Objective:
Select every line containing the word "rounded" from the material, and copy those lines.

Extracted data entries
^^^^^^^^
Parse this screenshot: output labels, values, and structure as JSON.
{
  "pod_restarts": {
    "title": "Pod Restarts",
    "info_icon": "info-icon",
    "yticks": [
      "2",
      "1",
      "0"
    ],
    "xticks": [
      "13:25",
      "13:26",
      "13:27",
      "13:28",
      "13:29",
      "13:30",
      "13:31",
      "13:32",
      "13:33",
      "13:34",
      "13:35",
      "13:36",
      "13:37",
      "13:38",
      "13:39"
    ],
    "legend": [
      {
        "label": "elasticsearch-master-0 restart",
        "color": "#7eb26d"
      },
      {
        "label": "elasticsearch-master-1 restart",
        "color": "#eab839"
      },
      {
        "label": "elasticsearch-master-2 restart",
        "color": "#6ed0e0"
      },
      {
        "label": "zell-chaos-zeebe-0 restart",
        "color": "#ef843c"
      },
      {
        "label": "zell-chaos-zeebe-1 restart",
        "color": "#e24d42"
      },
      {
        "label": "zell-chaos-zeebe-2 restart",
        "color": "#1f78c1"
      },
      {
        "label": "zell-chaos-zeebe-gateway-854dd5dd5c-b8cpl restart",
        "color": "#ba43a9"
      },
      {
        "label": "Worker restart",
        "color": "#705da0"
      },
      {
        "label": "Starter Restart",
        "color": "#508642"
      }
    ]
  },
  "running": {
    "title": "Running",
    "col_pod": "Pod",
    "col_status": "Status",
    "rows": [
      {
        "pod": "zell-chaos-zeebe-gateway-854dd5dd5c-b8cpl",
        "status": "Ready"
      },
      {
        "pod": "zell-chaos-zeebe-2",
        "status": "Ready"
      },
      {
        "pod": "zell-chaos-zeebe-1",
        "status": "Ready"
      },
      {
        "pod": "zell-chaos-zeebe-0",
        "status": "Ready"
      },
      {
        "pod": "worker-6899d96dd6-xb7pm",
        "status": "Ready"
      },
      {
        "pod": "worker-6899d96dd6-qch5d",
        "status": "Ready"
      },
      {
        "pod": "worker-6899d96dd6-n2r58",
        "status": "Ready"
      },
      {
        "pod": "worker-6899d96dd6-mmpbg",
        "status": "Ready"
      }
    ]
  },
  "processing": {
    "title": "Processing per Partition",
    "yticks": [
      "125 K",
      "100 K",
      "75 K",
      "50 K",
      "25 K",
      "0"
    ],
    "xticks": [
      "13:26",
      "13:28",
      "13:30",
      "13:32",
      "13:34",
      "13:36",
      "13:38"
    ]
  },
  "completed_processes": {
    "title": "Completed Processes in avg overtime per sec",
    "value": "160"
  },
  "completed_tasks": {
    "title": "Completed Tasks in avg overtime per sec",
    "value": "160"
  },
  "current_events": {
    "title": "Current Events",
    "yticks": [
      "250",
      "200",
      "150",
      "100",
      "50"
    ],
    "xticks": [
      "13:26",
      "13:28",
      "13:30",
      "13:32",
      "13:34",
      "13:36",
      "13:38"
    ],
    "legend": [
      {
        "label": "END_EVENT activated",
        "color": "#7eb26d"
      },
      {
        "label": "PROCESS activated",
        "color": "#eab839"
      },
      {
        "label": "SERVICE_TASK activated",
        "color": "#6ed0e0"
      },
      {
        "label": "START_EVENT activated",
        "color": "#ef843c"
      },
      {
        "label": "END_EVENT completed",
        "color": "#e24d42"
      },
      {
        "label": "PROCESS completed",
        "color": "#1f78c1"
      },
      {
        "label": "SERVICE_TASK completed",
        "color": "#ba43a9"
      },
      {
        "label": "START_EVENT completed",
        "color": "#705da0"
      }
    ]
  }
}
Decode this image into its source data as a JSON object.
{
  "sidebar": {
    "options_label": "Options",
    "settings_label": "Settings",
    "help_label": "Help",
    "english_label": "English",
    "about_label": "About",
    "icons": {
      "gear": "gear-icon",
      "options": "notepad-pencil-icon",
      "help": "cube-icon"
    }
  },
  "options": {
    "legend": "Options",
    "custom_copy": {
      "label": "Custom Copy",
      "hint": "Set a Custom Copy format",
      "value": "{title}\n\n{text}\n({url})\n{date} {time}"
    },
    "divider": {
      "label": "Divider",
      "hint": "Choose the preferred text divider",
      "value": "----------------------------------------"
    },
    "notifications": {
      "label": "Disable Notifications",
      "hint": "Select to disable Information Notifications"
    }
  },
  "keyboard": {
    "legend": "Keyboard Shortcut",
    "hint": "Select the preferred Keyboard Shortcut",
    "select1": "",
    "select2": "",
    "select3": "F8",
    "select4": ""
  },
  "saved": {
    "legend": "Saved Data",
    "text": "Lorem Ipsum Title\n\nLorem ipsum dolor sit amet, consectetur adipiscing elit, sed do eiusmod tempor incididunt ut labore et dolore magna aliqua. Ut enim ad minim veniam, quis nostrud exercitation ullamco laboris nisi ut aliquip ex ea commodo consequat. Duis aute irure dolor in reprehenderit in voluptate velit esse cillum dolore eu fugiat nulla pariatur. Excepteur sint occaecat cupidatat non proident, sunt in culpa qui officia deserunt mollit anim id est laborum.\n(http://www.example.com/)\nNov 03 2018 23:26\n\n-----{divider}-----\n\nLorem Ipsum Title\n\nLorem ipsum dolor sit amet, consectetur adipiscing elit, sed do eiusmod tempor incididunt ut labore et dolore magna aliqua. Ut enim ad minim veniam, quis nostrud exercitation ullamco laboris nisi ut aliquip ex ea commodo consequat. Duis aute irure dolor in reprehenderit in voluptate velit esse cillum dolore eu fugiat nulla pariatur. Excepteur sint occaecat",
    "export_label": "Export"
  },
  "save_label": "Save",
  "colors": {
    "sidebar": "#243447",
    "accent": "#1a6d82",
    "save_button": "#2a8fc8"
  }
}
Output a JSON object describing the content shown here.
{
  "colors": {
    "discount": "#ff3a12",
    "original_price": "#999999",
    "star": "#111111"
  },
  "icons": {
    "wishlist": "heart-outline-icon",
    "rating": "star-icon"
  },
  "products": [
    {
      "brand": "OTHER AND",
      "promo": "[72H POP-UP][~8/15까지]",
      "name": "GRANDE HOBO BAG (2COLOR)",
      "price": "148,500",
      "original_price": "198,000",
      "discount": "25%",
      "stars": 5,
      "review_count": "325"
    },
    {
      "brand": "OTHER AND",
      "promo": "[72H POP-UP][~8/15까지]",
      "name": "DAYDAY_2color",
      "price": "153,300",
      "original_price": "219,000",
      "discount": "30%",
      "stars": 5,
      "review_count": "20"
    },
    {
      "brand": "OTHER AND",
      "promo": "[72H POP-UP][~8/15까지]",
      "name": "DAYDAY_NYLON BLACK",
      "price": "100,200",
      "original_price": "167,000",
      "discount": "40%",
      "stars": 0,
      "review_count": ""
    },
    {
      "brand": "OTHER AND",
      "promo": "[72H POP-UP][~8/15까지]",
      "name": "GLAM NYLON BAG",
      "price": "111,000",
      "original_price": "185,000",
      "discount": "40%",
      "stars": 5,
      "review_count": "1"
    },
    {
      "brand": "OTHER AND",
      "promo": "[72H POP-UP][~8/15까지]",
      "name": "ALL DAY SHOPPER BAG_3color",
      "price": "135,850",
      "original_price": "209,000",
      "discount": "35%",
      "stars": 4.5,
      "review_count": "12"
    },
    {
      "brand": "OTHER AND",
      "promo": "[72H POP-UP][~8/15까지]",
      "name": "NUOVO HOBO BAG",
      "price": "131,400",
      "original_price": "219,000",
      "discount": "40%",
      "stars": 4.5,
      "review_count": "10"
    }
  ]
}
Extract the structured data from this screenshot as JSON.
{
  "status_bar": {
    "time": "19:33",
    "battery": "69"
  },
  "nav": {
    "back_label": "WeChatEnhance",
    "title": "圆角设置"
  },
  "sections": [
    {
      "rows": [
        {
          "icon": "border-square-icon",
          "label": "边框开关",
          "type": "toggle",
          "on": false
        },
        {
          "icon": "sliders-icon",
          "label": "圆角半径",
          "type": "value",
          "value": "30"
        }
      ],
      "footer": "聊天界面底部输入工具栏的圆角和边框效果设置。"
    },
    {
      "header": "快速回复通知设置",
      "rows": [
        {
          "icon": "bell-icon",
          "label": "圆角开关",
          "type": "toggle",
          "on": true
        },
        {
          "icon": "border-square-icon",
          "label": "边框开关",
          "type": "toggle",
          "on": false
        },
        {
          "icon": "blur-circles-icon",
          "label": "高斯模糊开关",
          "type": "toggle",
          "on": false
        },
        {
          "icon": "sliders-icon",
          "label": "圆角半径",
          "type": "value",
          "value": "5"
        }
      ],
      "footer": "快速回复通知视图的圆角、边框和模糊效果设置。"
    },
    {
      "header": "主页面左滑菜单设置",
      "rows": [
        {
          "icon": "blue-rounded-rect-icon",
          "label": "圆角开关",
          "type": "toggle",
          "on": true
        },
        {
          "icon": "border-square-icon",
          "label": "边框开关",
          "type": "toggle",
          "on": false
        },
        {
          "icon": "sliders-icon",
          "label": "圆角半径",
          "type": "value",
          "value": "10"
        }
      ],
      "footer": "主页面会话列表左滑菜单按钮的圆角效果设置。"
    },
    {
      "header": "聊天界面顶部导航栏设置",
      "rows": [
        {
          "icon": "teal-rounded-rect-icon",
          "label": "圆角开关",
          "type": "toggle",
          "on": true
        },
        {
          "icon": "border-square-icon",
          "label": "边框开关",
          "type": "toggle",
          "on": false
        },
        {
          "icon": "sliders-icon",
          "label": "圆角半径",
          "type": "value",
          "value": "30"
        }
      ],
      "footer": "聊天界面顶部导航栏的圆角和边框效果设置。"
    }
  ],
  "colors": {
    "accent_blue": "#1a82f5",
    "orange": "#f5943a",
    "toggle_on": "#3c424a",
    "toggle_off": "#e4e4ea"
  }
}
^^^^^^^^
Written response:
          "icon": "blue-rounded-rect-icon",
          "icon": "teal-rounded-rect-icon",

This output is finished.